Stored data entries>
● ● ● ●

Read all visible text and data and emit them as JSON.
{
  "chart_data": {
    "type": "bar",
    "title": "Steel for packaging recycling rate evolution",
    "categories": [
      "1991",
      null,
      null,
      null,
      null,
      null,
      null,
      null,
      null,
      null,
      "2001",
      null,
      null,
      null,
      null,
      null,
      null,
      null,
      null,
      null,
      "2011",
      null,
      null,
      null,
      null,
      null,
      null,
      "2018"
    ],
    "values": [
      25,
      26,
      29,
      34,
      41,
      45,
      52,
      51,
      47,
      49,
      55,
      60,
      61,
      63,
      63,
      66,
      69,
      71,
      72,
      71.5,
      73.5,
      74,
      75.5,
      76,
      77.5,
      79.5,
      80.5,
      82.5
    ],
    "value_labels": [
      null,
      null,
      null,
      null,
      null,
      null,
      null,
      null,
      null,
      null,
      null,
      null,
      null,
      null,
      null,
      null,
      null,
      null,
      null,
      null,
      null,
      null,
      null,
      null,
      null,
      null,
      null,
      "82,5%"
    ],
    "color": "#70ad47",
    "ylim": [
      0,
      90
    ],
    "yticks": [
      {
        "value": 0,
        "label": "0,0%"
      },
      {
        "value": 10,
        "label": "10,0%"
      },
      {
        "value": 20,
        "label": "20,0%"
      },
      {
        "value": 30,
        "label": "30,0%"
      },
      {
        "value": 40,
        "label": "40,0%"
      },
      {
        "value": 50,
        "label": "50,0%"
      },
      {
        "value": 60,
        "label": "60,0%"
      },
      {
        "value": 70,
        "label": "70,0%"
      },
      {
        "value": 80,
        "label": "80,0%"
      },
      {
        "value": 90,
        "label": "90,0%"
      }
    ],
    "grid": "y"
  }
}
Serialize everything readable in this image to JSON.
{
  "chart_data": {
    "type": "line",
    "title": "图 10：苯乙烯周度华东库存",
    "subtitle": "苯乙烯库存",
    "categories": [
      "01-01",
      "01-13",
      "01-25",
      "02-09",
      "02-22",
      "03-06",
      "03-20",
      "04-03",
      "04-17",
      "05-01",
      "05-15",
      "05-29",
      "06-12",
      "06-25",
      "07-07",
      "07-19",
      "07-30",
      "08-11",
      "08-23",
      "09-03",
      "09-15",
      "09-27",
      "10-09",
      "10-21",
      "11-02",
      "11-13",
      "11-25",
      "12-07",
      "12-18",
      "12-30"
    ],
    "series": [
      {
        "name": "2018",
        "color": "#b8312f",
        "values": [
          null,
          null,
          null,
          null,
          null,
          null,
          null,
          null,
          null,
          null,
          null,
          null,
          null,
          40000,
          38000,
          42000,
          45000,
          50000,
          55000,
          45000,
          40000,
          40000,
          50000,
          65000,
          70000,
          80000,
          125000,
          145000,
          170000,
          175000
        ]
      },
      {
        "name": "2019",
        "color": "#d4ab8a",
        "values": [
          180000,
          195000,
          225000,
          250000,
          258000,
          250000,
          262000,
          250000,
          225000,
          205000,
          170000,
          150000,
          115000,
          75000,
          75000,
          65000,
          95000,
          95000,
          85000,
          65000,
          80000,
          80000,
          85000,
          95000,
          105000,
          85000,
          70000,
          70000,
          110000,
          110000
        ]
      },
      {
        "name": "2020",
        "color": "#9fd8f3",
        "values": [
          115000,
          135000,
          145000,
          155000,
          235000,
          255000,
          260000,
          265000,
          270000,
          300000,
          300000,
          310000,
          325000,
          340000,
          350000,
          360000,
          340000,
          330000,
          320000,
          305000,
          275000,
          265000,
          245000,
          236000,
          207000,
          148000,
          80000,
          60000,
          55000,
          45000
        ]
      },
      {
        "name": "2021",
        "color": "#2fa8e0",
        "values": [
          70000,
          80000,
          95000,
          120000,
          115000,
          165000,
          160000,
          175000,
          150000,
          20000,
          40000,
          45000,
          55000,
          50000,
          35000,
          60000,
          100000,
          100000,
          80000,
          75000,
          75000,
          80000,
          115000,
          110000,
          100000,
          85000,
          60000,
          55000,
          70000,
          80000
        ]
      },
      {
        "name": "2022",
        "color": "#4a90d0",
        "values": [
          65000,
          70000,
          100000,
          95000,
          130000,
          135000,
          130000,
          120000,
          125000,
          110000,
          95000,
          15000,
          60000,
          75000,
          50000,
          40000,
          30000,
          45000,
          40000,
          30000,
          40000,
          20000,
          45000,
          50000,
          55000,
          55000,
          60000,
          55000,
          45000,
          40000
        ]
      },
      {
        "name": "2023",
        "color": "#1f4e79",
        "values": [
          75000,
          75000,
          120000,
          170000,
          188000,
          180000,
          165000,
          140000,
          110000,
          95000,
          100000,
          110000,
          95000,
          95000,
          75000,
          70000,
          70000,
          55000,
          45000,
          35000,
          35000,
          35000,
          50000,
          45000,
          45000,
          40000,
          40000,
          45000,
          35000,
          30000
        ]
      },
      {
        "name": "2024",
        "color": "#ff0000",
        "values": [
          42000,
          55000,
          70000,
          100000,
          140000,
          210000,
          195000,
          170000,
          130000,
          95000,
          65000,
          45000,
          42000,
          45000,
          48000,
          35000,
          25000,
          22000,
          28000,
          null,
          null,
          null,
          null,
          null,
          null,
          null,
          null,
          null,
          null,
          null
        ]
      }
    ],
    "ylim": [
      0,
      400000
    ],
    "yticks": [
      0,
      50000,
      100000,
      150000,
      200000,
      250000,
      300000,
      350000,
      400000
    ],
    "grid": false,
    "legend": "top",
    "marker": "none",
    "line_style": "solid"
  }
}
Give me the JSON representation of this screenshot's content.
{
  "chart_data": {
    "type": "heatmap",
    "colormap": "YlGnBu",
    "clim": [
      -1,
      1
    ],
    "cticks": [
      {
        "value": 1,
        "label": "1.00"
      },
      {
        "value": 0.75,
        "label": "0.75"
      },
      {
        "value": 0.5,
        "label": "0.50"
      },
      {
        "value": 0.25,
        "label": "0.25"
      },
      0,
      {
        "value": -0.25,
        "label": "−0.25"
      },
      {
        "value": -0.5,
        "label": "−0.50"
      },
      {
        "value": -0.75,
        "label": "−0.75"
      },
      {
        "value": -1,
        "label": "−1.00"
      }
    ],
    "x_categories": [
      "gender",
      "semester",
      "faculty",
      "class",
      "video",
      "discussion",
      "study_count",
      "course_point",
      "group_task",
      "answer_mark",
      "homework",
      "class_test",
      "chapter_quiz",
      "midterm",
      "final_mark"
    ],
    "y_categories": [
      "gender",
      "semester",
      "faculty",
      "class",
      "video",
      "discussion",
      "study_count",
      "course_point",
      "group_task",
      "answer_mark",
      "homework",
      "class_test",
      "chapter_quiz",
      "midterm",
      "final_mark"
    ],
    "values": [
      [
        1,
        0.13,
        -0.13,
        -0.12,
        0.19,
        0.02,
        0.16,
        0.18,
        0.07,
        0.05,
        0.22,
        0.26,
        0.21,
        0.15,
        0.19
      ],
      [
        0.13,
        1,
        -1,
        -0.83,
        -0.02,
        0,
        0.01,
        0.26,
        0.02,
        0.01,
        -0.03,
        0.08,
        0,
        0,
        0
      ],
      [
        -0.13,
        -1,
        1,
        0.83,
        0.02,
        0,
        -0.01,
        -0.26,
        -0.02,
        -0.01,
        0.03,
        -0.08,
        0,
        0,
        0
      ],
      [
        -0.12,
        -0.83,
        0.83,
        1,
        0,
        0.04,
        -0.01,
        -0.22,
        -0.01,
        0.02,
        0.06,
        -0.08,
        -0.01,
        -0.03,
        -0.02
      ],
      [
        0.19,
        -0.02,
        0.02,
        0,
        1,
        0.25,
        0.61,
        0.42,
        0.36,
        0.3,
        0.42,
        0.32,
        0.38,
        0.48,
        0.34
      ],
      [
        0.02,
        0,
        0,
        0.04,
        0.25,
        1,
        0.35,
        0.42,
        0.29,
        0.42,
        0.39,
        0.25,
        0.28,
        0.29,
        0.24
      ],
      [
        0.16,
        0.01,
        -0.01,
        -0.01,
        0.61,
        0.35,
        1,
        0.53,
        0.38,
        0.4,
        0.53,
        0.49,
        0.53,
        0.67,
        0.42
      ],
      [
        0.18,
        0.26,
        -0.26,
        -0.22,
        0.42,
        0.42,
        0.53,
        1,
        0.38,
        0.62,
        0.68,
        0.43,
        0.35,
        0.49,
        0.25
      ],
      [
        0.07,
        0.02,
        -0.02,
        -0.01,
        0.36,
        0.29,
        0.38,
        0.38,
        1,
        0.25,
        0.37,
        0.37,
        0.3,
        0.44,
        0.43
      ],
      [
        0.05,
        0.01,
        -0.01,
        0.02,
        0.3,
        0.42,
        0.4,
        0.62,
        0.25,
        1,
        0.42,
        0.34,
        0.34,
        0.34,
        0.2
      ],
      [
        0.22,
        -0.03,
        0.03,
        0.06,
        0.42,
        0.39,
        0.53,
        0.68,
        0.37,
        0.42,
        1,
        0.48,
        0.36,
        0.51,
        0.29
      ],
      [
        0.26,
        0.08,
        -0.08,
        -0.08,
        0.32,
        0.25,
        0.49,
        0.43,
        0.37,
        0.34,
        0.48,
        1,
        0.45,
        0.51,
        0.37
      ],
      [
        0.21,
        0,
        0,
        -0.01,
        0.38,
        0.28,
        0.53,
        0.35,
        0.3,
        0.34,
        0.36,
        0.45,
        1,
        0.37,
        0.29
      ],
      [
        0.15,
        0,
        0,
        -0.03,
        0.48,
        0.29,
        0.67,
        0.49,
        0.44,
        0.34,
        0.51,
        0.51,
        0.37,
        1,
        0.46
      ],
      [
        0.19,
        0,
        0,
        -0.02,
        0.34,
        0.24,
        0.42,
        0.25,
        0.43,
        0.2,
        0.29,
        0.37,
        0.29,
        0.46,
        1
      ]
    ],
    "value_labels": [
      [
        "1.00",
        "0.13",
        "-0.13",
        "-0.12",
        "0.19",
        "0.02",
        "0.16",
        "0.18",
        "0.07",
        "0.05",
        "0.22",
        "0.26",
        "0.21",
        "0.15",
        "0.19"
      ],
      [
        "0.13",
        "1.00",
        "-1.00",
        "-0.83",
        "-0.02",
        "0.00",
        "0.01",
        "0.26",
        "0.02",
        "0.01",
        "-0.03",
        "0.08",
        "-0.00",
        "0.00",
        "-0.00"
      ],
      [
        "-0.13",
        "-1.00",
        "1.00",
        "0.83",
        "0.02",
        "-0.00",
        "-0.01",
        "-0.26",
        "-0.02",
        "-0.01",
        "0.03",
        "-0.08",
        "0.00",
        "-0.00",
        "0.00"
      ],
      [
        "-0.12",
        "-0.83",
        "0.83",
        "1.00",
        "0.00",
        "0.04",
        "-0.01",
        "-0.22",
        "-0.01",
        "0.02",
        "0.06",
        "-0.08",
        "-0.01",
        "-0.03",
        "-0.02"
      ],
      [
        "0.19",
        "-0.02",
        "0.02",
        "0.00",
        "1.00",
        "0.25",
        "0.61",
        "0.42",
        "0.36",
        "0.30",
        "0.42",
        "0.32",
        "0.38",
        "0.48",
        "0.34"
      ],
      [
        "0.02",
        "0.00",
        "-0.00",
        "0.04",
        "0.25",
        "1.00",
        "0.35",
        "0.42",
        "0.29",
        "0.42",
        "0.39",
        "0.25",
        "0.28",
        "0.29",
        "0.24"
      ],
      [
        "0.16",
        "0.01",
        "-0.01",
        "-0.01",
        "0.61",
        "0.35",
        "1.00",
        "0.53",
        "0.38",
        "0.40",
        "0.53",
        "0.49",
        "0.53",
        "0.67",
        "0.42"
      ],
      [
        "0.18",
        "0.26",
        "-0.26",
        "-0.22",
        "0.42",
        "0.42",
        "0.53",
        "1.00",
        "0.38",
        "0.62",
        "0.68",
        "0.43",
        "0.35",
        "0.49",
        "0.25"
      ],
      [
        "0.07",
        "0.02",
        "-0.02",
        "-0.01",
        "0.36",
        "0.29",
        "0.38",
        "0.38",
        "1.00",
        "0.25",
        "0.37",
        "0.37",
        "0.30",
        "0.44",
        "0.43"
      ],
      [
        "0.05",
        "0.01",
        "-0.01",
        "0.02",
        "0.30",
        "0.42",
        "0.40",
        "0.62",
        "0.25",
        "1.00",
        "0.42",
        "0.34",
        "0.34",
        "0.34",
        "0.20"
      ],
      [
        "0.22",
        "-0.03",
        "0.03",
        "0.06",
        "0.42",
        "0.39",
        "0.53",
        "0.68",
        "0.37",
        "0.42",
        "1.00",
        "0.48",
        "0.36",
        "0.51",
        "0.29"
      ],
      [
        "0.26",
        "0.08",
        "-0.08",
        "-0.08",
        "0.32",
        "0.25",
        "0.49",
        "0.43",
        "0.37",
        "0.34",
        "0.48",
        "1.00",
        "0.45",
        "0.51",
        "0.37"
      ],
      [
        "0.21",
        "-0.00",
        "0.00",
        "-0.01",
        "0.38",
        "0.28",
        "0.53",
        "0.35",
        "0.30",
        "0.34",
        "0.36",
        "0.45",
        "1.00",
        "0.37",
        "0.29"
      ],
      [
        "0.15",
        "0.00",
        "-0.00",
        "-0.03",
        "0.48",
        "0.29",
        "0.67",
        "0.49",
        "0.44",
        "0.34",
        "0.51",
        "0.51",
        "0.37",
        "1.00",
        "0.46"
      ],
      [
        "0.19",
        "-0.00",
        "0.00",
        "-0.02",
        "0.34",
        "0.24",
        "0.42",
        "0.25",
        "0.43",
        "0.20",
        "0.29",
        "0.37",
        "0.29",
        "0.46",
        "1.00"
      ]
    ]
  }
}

● ● ● ●

TASK PROMPT> Reproduce each line holding the word "this".

ANSWER BELOW>
Serialize everything readable in this image to JSON.
Give me the JSON representation of this screenshot's content.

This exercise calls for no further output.